● **Exercise task**
The listing must be reproduced in full, exactly as it stands.

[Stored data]

(begin)

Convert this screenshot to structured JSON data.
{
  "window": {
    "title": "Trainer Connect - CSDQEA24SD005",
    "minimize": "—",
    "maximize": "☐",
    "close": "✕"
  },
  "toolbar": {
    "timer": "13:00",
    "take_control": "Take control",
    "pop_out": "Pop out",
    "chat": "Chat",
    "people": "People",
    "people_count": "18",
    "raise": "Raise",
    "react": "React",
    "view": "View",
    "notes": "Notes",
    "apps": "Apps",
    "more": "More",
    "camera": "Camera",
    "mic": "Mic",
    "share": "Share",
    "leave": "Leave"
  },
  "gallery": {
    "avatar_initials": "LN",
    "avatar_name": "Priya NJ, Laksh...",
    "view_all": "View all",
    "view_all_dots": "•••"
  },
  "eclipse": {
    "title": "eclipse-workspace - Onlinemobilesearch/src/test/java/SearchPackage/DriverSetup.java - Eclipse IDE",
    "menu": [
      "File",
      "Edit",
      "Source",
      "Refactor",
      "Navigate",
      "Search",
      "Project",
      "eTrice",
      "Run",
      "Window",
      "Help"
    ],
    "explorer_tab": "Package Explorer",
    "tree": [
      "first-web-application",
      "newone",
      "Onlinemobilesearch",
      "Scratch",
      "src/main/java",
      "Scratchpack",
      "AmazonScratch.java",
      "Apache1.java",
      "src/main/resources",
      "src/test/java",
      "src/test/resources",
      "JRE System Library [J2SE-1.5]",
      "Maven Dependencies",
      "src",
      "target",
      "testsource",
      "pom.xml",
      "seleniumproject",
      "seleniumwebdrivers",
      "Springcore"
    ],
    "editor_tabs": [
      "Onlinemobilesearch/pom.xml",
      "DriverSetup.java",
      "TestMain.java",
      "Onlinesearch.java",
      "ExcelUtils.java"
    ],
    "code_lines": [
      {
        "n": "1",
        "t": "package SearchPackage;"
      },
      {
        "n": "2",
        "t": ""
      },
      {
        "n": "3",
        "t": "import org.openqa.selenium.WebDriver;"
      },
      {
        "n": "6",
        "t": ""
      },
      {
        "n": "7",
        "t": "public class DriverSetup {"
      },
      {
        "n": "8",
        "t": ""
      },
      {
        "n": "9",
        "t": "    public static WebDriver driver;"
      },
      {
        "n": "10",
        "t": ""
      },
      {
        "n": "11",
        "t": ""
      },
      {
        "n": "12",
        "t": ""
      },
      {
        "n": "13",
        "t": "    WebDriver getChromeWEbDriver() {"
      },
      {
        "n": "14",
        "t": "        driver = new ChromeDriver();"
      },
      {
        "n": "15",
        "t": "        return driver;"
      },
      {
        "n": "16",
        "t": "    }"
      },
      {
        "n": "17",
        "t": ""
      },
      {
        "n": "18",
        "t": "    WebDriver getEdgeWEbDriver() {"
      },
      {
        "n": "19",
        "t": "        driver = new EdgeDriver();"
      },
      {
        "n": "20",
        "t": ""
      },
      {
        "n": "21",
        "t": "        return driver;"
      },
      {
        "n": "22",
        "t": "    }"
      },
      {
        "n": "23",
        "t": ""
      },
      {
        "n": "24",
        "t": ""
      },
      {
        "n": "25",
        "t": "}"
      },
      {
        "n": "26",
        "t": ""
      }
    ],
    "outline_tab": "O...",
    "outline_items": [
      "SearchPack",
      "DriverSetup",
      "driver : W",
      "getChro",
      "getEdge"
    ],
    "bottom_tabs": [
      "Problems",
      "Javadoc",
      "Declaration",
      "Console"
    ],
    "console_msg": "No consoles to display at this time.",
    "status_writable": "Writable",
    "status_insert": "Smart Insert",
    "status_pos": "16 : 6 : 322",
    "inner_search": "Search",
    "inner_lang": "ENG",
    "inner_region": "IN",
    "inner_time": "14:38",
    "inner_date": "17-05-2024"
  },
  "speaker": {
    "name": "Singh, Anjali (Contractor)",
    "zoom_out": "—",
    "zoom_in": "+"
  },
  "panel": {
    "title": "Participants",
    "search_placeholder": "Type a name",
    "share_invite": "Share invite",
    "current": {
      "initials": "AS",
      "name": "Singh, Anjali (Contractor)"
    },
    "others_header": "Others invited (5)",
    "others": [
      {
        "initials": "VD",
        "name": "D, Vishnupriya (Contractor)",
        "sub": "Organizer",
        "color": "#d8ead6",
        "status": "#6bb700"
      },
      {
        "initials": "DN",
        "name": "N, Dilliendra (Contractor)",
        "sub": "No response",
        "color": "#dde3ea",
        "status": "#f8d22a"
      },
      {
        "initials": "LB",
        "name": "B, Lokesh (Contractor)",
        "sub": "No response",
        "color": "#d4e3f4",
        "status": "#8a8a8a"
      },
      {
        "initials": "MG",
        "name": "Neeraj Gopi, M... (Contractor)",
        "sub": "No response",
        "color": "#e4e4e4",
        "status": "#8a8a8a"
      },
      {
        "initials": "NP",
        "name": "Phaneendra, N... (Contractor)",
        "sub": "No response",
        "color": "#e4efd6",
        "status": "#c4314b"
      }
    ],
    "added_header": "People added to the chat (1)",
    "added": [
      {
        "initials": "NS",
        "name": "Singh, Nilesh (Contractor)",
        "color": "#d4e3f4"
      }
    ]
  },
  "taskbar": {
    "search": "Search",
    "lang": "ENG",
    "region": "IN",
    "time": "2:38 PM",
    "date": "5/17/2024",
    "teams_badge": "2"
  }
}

(end)

● **Reply**
Convert this screenshot to structured JSON data.
{
  "window": {
    "title": "Trainer Connect - CSDQEA24SD005",
    "minimize": "—",
    "maximize": "☐",
    "close": "✕"
  },
  "toolbar": {
    "timer": "13:00",
    "take_control": "Take control",
    "pop_out": "Pop out",
    "chat": "Chat",
    "people": "People",
    "people_count": "18",
    "raise": "Raise",
    "react": "React",
    "view": "View",
    "notes": "Notes",
    "apps": "Apps",
    "more": "More",
    "camera": "Camera",
    "mic": "Mic",
    "share": "Share",
    "leave": "Leave"
  },
  "gallery": {
    "avatar_initials": "LN",
    "avatar_name": "Priya NJ, Laksh...",
    "view_all": "View all",
    "view_all_dots": "•••"
  },
  "eclipse": {
    "title": "eclipse-workspace - Onlinemobilesearch/src/test/java/SearchPackage/DriverSetup.java - Eclipse IDE",
    "menu": [
      "File",
      "Edit",
      "Source",
      "Refactor",
      "Navigate",
      "Search",
      "Project",
      "eTrice",
      "Run",
      "Window",
      "Help"
    ],
    "explorer_tab": "Package Explorer",
    "tree": [
      "first-web-application",
      "newone",
      "Onlinemobilesearch",
      "Scratch",
      "src/main/java",
      "Scratchpack",
      "AmazonScratch.java",
      "Apache1.java",
      "src/main/resources",
      "src/test/java",
      "src/test/resources",
      "JRE System Library [J2SE-1.5]",
      "Maven Dependencies",
      "src",
      "target",
      "testsource",
      "pom.xml",
      "seleniumproject",
      "seleniumwebdrivers",
      "Springcore"
    ],
    "editor_tabs": [
      "Onlinemobilesearch/pom.xml",
      "DriverSetup.java",
      "TestMain.java",
      "Onlinesearch.java",
      "ExcelUtils.java"
    ],
    "code_lines": [
      {
        "n": "1",
        "t": "package SearchPackage;"
      },
      {
        "n": "2",
        "t": ""
      },
      {
        "n": "3",
        "t": "import org.openqa.selenium.WebDriver;"
      },
      {
        "n": "6",
        "t": ""
      },
      {
        "n": "7",
        "t": "public class DriverSetup {"
      },
      {
        "n": "8",
        "t": ""
      },
      {
        "n": "9",
        "t": "    public static WebDriver driver;"
      },
      {
        "n": "10",
        "t": ""
      },
      {
        "n": "11",
        "t": ""
      },
      {
        "n": "12",
        "t": ""
      },
      {
        "n": "13",
        "t": "    WebDriver getChromeWEbDriver() {"
      },
      {
        "n": "14",
        "t": "        driver = new ChromeDriver();"
      },
      {
        "n": "15",
        "t": "        return driver;"
      },
      {
        "n": "16",
        "t": "    }"
      },
      {
        "n": "17",
        "t": ""
      },
      {
        "n": "18",
        "t": "    WebDriver getEdgeWEbDriver() {"
      },
      {
        "n": "19",
        "t": "        driver = new EdgeDriver();"
      },
      {
        "n": "20",
        "t": ""
      },
      {
        "n": "21",
        "t": "        return driver;"
      },
      {
        "n": "22",
        "t": "    }"
      },
      {
        "n": "23",
        "t": ""
      },
      {
        "n": "24",
        "t": ""
      },
      {
        "n": "25",
        "t": "}"
      },
      {
        "n": "26",
        "t": ""
      }
    ],
    "outline_tab": "O...",
    "outline_items": [
      "SearchPack",
      "DriverSetup",
      "driver : W",
      "getChro",
      "getEdge"
    ],
    "bottom_tabs": [
      "Problems",
      "Javadoc",
      "Declaration",
      "Console"
    ],
    "console_msg": "No consoles to display at this time.",
    "status_writable": "Writable",
    "status_insert": "Smart Insert",
    "status_pos": "16 : 6 : 322",
    "inner_search": "Search",
    "inner_lang": "ENG",
    "inner_region": "IN",
    "inner_time": "14:38",
    "inner_date": "17-05-2024"
  },
  "speaker": {
    "name": "Singh, Anjali (Contractor)",
    "zoom_out": "—",
    "zoom_in": "+"
  },
  "panel": {
    "title": "Participants",
    "search_placeholder": "Type a name",
    "share_invite": "Share invite",
    "current": {
      "initials": "AS",
      "name": "Singh, Anjali (Contractor)"
    },
    "others_header": "Others invited (5)",
    "others": [
      {
        "initials": "VD",
        "name": "D, Vishnupriya (Contractor)",
        "sub": "Organizer",
        "color": "#d8ead6",
        "status": "#6bb700"
      },
      {
        "initials": "DN",
        "name": "N, Dilliendra (Contractor)",
        "sub": "No response",
        "color": "#dde3ea",
        "status": "#f8d22a"
      },
      {
        "initials": "LB",
        "name": "B, Lokesh (Contractor)",
        "sub": "No response",
        "color": "#d4e3f4",
        "status": "#8a8a8a"
      },
      {
        "initials": "MG",
        "name": "Neeraj Gopi, M... (Contractor)",
        "sub": "No response",
        "color": "#e4e4e4",
        "status": "#8a8a8a"
      },
      {
        "initials": "NP",
        "name": "Phaneendra, N... (Contractor)",
        "sub": "No response",
        "color": "#e4efd6",
        "status": "#c4314b"
      }
    ],
    "added_header": "People added to the chat (1)",
    "added": [
      {
        "initials": "NS",
        "name": "Singh, Nilesh (Contractor)",
        "color": "#d4e3f4"
      }
    ]
  },
  "taskbar": {
    "search": "Search",
    "lang": "ENG",
    "region": "IN",
    "time": "2:38 PM",
    "date": "5/17/2024",
    "teams_badge": "2"
  }
}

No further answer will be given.